Make an exact copy of the records, with the pictures left out.

### Stored data
========

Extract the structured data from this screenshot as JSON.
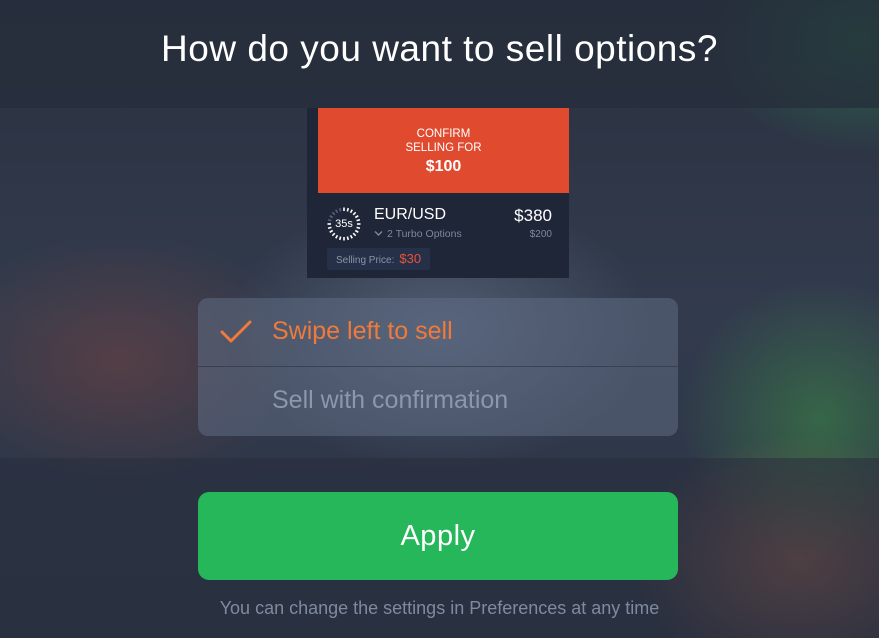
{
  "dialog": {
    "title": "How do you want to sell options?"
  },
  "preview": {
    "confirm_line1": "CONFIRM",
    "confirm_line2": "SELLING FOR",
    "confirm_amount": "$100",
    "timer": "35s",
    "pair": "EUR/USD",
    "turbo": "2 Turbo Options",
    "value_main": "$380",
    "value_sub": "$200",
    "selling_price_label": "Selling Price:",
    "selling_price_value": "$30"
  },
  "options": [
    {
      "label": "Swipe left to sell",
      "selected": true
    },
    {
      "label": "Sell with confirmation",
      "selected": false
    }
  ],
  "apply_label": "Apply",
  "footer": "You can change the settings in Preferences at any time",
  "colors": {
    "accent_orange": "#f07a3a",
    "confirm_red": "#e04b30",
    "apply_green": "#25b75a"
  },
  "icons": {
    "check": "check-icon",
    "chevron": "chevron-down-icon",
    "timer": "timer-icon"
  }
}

========

### Complete answer
Extract the structured data from this screenshot as JSON.
{
  "dialog": {
    "title": "How do you want to sell options?"
  },
  "preview": {
    "confirm_line1": "CONFIRM",
    "confirm_line2": "SELLING FOR",
    "confirm_amount": "$100",
    "timer": "35s",
    "pair": "EUR/USD",
    "turbo": "2 Turbo Options",
    "value_main": "$380",
    "value_sub": "$200",
    "selling_price_label": "Selling Price:",
    "selling_price_value": "$30"
  },
  "options": [
    {
      "label": "Swipe left to sell",
      "selected": true
    },
    {
      "label": "Sell with confirmation",
      "selected": false
    }
  ],
  "apply_label": "Apply",
  "footer": "You can change the settings in Preferences at any time",
  "colors": {
    "accent_orange": "#f07a3a",
    "confirm_red": "#e04b30",
    "apply_green": "#25b75a"
  },
  "icons": {
    "check": "check-icon",
    "chevron": "chevron-down-icon",
    "timer": "timer-icon"
  }
}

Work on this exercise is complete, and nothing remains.